**WHAT IS ASKED**
Copy every record below exactly.

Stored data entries
______________________________

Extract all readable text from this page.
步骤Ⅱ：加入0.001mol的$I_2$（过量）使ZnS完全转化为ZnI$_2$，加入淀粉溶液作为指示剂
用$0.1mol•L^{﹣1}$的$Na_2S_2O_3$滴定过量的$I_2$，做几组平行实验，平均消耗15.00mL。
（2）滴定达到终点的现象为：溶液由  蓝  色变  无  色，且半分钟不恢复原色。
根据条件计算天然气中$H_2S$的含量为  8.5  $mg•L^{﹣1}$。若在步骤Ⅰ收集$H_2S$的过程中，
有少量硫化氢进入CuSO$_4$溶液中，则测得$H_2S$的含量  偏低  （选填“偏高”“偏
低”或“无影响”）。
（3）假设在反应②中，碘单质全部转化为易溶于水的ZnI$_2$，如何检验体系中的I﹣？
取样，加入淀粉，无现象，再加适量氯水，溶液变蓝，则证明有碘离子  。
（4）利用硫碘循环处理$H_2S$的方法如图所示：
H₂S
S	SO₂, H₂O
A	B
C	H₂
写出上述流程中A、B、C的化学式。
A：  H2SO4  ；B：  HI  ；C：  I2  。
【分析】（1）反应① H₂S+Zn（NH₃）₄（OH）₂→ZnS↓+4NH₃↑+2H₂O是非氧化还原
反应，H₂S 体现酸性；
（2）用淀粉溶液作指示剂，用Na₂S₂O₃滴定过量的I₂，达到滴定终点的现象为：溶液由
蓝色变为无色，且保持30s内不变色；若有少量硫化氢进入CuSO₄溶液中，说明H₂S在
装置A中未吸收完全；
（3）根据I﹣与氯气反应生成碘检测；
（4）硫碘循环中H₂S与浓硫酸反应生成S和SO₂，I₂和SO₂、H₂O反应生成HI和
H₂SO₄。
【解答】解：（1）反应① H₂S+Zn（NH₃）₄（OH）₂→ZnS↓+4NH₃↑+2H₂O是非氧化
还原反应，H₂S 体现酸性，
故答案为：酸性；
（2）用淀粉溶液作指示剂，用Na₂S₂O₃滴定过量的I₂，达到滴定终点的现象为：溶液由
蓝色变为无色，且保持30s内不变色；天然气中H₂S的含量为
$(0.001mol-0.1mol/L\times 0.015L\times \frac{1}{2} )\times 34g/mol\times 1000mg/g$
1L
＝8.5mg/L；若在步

______________________________

**COMPLETE RESPONSE**
Extract all readable text from this page.
步骤Ⅱ：加入0.001mol的$I_2$（过量）使ZnS完全转化为ZnI$_2$，加入淀粉溶液作为指示剂
用$0.1mol•L^{﹣1}$的$Na_2S_2O_3$滴定过量的$I_2$，做几组平行实验，平均消耗15.00mL。
（2）滴定达到终点的现象为：溶液由  蓝  色变  无  色，且半分钟不恢复原色。
根据条件计算天然气中$H_2S$的含量为  8.5  $mg•L^{﹣1}$。若在步骤Ⅰ收集$H_2S$的过程中，
有少量硫化氢进入CuSO$_4$溶液中，则测得$H_2S$的含量  偏低  （选填“偏高”“偏
低”或“无影响”）。
（3）假设在反应②中，碘单质全部转化为易溶于水的ZnI$_2$，如何检验体系中的I﹣？
取样，加入淀粉，无现象，再加适量氯水，溶液变蓝，则证明有碘离子  。
（4）利用硫碘循环处理$H_2S$的方法如图所示：
H₂S
S	SO₂, H₂O
A	B
C	H₂
写出上述流程中A、B、C的化学式。
A：  H2SO4  ；B：  HI  ；C：  I2  。
【分析】（1）反应① H₂S+Zn（NH₃）₄（OH）₂→ZnS↓+4NH₃↑+2H₂O是非氧化还原
反应，H₂S 体现酸性；
（2）用淀粉溶液作指示剂，用Na₂S₂O₃滴定过量的I₂，达到滴定终点的现象为：溶液由
蓝色变为无色，且保持30s内不变色；若有少量硫化氢进入CuSO₄溶液中，说明H₂S在
装置A中未吸收完全；
（3）根据I﹣与氯气反应生成碘检测；
（4）硫碘循环中H₂S与浓硫酸反应生成S和SO₂，I₂和SO₂、H₂O反应生成HI和
H₂SO₄。
【解答】解：（1）反应① H₂S+Zn（NH₃）₄（OH）₂→ZnS↓+4NH₃↑+2H₂O是非氧化
还原反应，H₂S 体现酸性，
故答案为：酸性；
（2）用淀粉溶液作指示剂，用Na₂S₂O₃滴定过量的I₂，达到滴定终点的现象为：溶液由
蓝色变为无色，且保持30s内不变色；天然气中H₂S的含量为
$(0.001mol-0.1mol/L\times 0.015L\times \frac{1}{2} )\times 34g/mol\times 1000mg/g$
1L
＝8.5mg/L；若在步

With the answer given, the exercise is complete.